--- START RECORD LIST ---

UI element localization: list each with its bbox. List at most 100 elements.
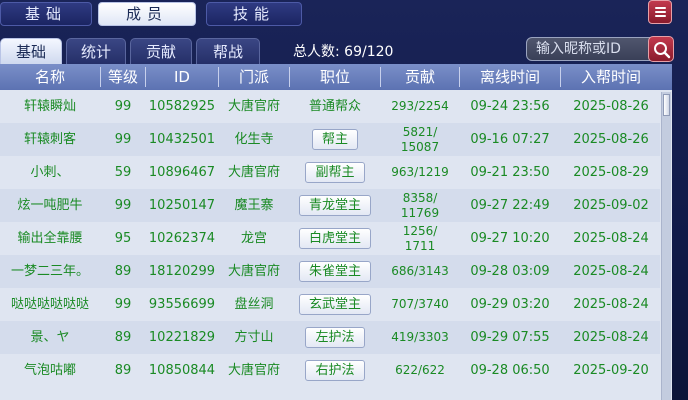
- member-join-time: 2025-08-24: [573, 297, 649, 312]
- member-name: 哒哒哒哒哒哒: [10, 297, 89, 312]
- member-level: 99: [114, 198, 132, 213]
- member-offline-time: 09-28 06:50: [470, 363, 550, 378]
- main-tab-members[interactable]: 成员: [98, 2, 196, 26]
- member-id: 10221829: [148, 330, 216, 345]
- table-row[interactable]: 输出全靠腰 95 10262374 龙宫 白虎堂主 1256/1711 09-2…: [0, 222, 660, 255]
- member-contribution: 419/3303: [391, 330, 449, 344]
- member-level: 89: [114, 264, 132, 279]
- scrollbar[interactable]: [661, 92, 671, 400]
- column-header-sect[interactable]: 门派: [219, 64, 289, 90]
- member-role: 帮主: [290, 123, 380, 156]
- table-row[interactable]: 景、ヤ 89 10221829 方寸山 左护法 419/3303 09-29 0…: [0, 321, 660, 354]
- member-name: 气泡咕嘟: [23, 363, 76, 378]
- column-header-role[interactable]: 职位: [290, 64, 380, 90]
- member-name: 轩辕瞬灿: [23, 99, 76, 114]
- role-button[interactable]: 右护法: [305, 360, 365, 381]
- member-sect: 大唐官府: [227, 165, 280, 180]
- main-tab-skills[interactable]: 技能: [206, 2, 302, 26]
- role-button[interactable]: 朱雀堂主: [298, 261, 371, 282]
- role-button[interactable]: 白虎堂主: [298, 228, 371, 249]
- table-row[interactable]: 轩辕刺客 99 10432501 化生寺 帮主 5821/15087 09-16…: [0, 123, 660, 156]
- member-role: 朱雀堂主: [290, 255, 380, 288]
- column-header-level[interactable]: 等级: [101, 64, 145, 90]
- search-button[interactable]: [648, 36, 674, 62]
- table-row[interactable]: 气泡咕嘟 89 10850844 大唐官府 右护法 622/622 09-28 …: [0, 354, 660, 387]
- column-header-name[interactable]: 名称: [0, 64, 100, 90]
- sub-tab-guild-war[interactable]: 帮战: [196, 38, 260, 64]
- member-id: 18120299: [148, 264, 216, 279]
- member-offline-time: 09-27 22:49: [470, 198, 550, 213]
- member-role: 普通帮众: [308, 99, 361, 114]
- member-contribution: 293/2254: [391, 99, 449, 113]
- member-join-time: 2025-08-24: [573, 231, 649, 246]
- sub-tab-contribution[interactable]: 贡献: [130, 38, 192, 64]
- guild-window: 基础 成员 技能 基础 统计 贡献 帮战 总人数: 69/120 输入昵称或ID…: [0, 0, 688, 400]
- member-sect: 盘丝洞: [234, 297, 274, 312]
- role-button[interactable]: 青龙堂主: [298, 195, 371, 216]
- member-sect: 龙宫: [240, 231, 267, 246]
- member-id: 10896467: [148, 165, 216, 180]
- role-button[interactable]: 副帮主: [305, 162, 365, 183]
- member-name: 轩辕刺客: [23, 132, 76, 147]
- column-header-join-time[interactable]: 入帮时间: [561, 64, 661, 90]
- member-offline-time: 09-21 23:50: [470, 165, 550, 180]
- member-role: 玄武堂主: [290, 288, 380, 321]
- table-row[interactable]: 一梦二三年。 89 18120299 大唐官府 朱雀堂主 686/3143 09…: [0, 255, 660, 288]
- table-body: 轩辕瞬灿 99 10582925 大唐官府 普通帮众 293/2254 09-2…: [0, 90, 660, 400]
- member-offline-time: 09-29 07:55: [470, 330, 550, 345]
- member-contribution: 5821/15087: [400, 124, 440, 154]
- member-id: 10262374: [148, 231, 216, 246]
- table-row[interactable]: 哒哒哒哒哒哒 99 93556699 盘丝洞 玄武堂主 707/3740 09-…: [0, 288, 660, 321]
- member-contribution: 1256/1711: [402, 223, 438, 253]
- member-contribution: 8358/11769: [400, 190, 440, 220]
- role-button[interactable]: 帮主: [311, 129, 358, 150]
- sub-tab-stats[interactable]: 统计: [66, 38, 126, 64]
- member-offline-time: 09-28 03:09: [470, 264, 550, 279]
- member-role: 左护法: [290, 321, 380, 354]
- table-row[interactable]: 炫一吨肥牛 99 10250147 魔王寨 青龙堂主 8358/11769 09…: [0, 189, 660, 222]
- member-name: 小刺、: [30, 165, 70, 180]
- member-offline-time: 09-24 23:56: [470, 99, 550, 114]
- member-id: 10582925: [148, 99, 216, 114]
- member-sect: 魔王寨: [234, 198, 274, 213]
- sub-tab-basic[interactable]: 基础: [0, 38, 62, 64]
- main-tab-basic[interactable]: 基础: [0, 2, 92, 26]
- search-icon: [654, 42, 671, 59]
- member-table: 名称 等级 ID 门派 职位 贡献 离线时间 入帮时间 轩辕瞬灿 99 1058…: [0, 64, 672, 400]
- member-role: 白虎堂主: [290, 222, 380, 255]
- search-input[interactable]: 输入昵称或ID: [526, 37, 650, 61]
- column-header-contribution[interactable]: 贡献: [381, 64, 459, 90]
- member-join-time: 2025-09-20: [573, 363, 649, 378]
- member-sect: 大唐官府: [227, 264, 280, 279]
- column-header-id[interactable]: ID: [146, 64, 218, 90]
- table-row[interactable]: 轩辕瞬灿 99 10582925 大唐官府 普通帮众 293/2254 09-2…: [0, 90, 660, 123]
- member-contribution: 686/3143: [391, 264, 449, 278]
- member-role: 青龙堂主: [290, 189, 380, 222]
- member-contribution: 622/622: [395, 363, 445, 377]
- member-contribution: 963/1219: [391, 165, 449, 179]
- member-level: 89: [114, 363, 132, 378]
- member-sect: 大唐官府: [227, 363, 280, 378]
- column-header-offline-time[interactable]: 离线时间: [460, 64, 560, 90]
- member-id: 10850844: [148, 363, 216, 378]
- member-level: 99: [114, 99, 132, 114]
- menu-button[interactable]: [648, 0, 672, 24]
- member-sect: 化生寺: [234, 132, 274, 147]
- member-join-time: 2025-08-24: [573, 330, 649, 345]
- member-level: 89: [114, 330, 132, 345]
- member-id: 93556699: [148, 297, 216, 312]
- role-button[interactable]: 玄武堂主: [298, 294, 371, 315]
- member-join-time: 2025-08-26: [573, 99, 649, 114]
- member-offline-time: 09-29 03:20: [470, 297, 550, 312]
- member-level: 99: [114, 297, 132, 312]
- member-level: 95: [114, 231, 132, 246]
- member-id: 10250147: [148, 198, 216, 213]
- member-contribution: 707/3740: [391, 297, 449, 311]
- member-offline-time: 09-16 07:27: [470, 132, 550, 147]
- scrollbar-thumb[interactable]: [663, 94, 670, 116]
- member-name: 输出全靠腰: [17, 231, 83, 246]
- role-button[interactable]: 左护法: [305, 327, 365, 348]
- member-name: 一梦二三年。: [10, 264, 89, 279]
- member-sect: 大唐官府: [227, 99, 280, 114]
- table-row[interactable]: 小刺、 59 10896467 大唐官府 副帮主 963/1219 09-21 …: [0, 156, 660, 189]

--- END RECORD LIST ---

Reproduce every record above line for line, leaving out the pictures.

UI element localization: list each with its bbox. List at most 100 elements.
- member-join-time: 2025-08-24: [573, 297, 649, 312]
- member-name: 哒哒哒哒哒哒: [10, 297, 89, 312]
- member-level: 99: [114, 198, 132, 213]
- member-offline-time: 09-28 06:50: [470, 363, 550, 378]
- main-tab-members[interactable]: 成员: [98, 2, 196, 26]
- member-id: 10221829: [148, 330, 216, 345]
- table-row[interactable]: 输出全靠腰 95 10262374 龙宫 白虎堂主 1256/1711 09-2…: [0, 222, 660, 255]
- member-contribution: 419/3303: [391, 330, 449, 344]
- member-level: 89: [114, 264, 132, 279]
- scrollbar[interactable]: [661, 92, 671, 400]
- column-header-sect[interactable]: 门派: [219, 64, 289, 90]
- member-role: 帮主: [290, 123, 380, 156]
- table-row[interactable]: 景、ヤ 89 10221829 方寸山 左护法 419/3303 09-29 0…: [0, 321, 660, 354]
- member-name: 气泡咕嘟: [23, 363, 76, 378]
- column-header-role[interactable]: 职位: [290, 64, 380, 90]
- member-name: 轩辕瞬灿: [23, 99, 76, 114]
- role-button[interactable]: 右护法: [305, 360, 365, 381]
- member-sect: 大唐官府: [227, 165, 280, 180]
- main-tab-skills[interactable]: 技能: [206, 2, 302, 26]
- role-button[interactable]: 朱雀堂主: [298, 261, 371, 282]
- role-button[interactable]: 白虎堂主: [298, 228, 371, 249]
- table-row[interactable]: 轩辕刺客 99 10432501 化生寺 帮主 5821/15087 09-16…: [0, 123, 660, 156]
- member-role: 朱雀堂主: [290, 255, 380, 288]
- column-header-level[interactable]: 等级: [101, 64, 145, 90]
- search-button[interactable]: [648, 36, 674, 62]
- table-row[interactable]: 气泡咕嘟 89 10850844 大唐官府 右护法 622/622 09-28 …: [0, 354, 660, 387]
- column-header-name[interactable]: 名称: [0, 64, 100, 90]
- sub-tab-guild-war[interactable]: 帮战: [196, 38, 260, 64]
- member-id: 18120299: [148, 264, 216, 279]
- member-offline-time: 09-27 22:49: [470, 198, 550, 213]
- member-role: 普通帮众: [308, 99, 361, 114]
- member-contribution: 293/2254: [391, 99, 449, 113]
- member-join-time: 2025-08-24: [573, 231, 649, 246]
- sub-tab-contribution[interactable]: 贡献: [130, 38, 192, 64]
- guild-window: 基础 成员 技能 基础 统计 贡献 帮战 总人数: 69/120 输入昵称或ID…: [0, 0, 688, 400]
- member-sect: 盘丝洞: [234, 297, 274, 312]
- role-button[interactable]: 青龙堂主: [298, 195, 371, 216]
- member-sect: 龙宫: [240, 231, 267, 246]
- member-id: 10896467: [148, 165, 216, 180]
- role-button[interactable]: 副帮主: [305, 162, 365, 183]
- member-name: 轩辕刺客: [23, 132, 76, 147]
- column-header-join-time[interactable]: 入帮时间: [561, 64, 661, 90]
- member-offline-time: 09-21 23:50: [470, 165, 550, 180]
- member-role: 玄武堂主: [290, 288, 380, 321]
- table-row[interactable]: 一梦二三年。 89 18120299 大唐官府 朱雀堂主 686/3143 09…: [0, 255, 660, 288]
- table-body: 轩辕瞬灿 99 10582925 大唐官府 普通帮众 293/2254 09-2…: [0, 90, 660, 400]
- member-offline-time: 09-29 07:55: [470, 330, 550, 345]
- member-contribution: 5821/15087: [400, 124, 440, 154]
- member-id: 10262374: [148, 231, 216, 246]
- table-row[interactable]: 哒哒哒哒哒哒 99 93556699 盘丝洞 玄武堂主 707/3740 09-…: [0, 288, 660, 321]
- member-contribution: 1256/1711: [402, 223, 438, 253]
- member-contribution: 8358/11769: [400, 190, 440, 220]
- role-button[interactable]: 帮主: [311, 129, 358, 150]
- sub-tab-stats[interactable]: 统计: [66, 38, 126, 64]
- member-offline-time: 09-28 03:09: [470, 264, 550, 279]
- member-role: 左护法: [290, 321, 380, 354]
- table-row[interactable]: 炫一吨肥牛 99 10250147 魔王寨 青龙堂主 8358/11769 09…: [0, 189, 660, 222]
- member-name: 小刺、: [30, 165, 70, 180]
- member-offline-time: 09-24 23:56: [470, 99, 550, 114]
- member-id: 10582925: [148, 99, 216, 114]
- member-sect: 魔王寨: [234, 198, 274, 213]
- sub-tab-basic[interactable]: 基础: [0, 38, 62, 64]
- main-tab-basic[interactable]: 基础: [0, 2, 92, 26]
- search-icon: [654, 42, 671, 59]
- member-table: 名称 等级 ID 门派 职位 贡献 离线时间 入帮时间 轩辕瞬灿 99 1058…: [0, 64, 672, 400]
- member-role: 白虎堂主: [290, 222, 380, 255]
- search-input[interactable]: 输入昵称或ID: [526, 37, 650, 61]
- column-header-contribution[interactable]: 贡献: [381, 64, 459, 90]
- member-join-time: 2025-09-20: [573, 363, 649, 378]
- member-sect: 大唐官府: [227, 264, 280, 279]
- column-header-id[interactable]: ID: [146, 64, 218, 90]
- table-row[interactable]: 轩辕瞬灿 99 10582925 大唐官府 普通帮众 293/2254 09-2…: [0, 90, 660, 123]
- member-contribution: 686/3143: [391, 264, 449, 278]
- member-role: 青龙堂主: [290, 189, 380, 222]
- member-contribution: 622/622: [395, 363, 445, 377]
- member-contribution: 963/1219: [391, 165, 449, 179]
- member-level: 89: [114, 363, 132, 378]
- member-sect: 大唐官府: [227, 363, 280, 378]
- column-header-offline-time[interactable]: 离线时间: [460, 64, 560, 90]
- member-id: 10850844: [148, 363, 216, 378]
- member-level: 99: [114, 99, 132, 114]
- menu-button[interactable]: [648, 0, 672, 24]
- member-sect: 化生寺: [234, 132, 274, 147]
- member-join-time: 2025-08-24: [573, 330, 649, 345]
- member-level: 89: [114, 330, 132, 345]
- member-id: 93556699: [148, 297, 216, 312]
- role-button[interactable]: 玄武堂主: [298, 294, 371, 315]
- member-join-time: 2025-08-26: [573, 99, 649, 114]
- member-offline-time: 09-29 03:20: [470, 297, 550, 312]
- member-level: 99: [114, 297, 132, 312]
- member-level: 95: [114, 231, 132, 246]
- member-id: 10250147: [148, 198, 216, 213]
- member-contribution: 707/3740: [391, 297, 449, 311]
- member-offline-time: 09-16 07:27: [470, 132, 550, 147]
- scrollbar-thumb[interactable]: [663, 94, 670, 116]
- member-name: 输出全靠腰: [17, 231, 83, 246]
- role-button[interactable]: 左护法: [305, 327, 365, 348]
- member-name: 一梦二三年。: [10, 264, 89, 279]
- member-sect: 大唐官府: [227, 99, 280, 114]
- table-row[interactable]: 小刺、 59 10896467 大唐官府 副帮主 963/1219 09-21 …: [0, 156, 660, 189]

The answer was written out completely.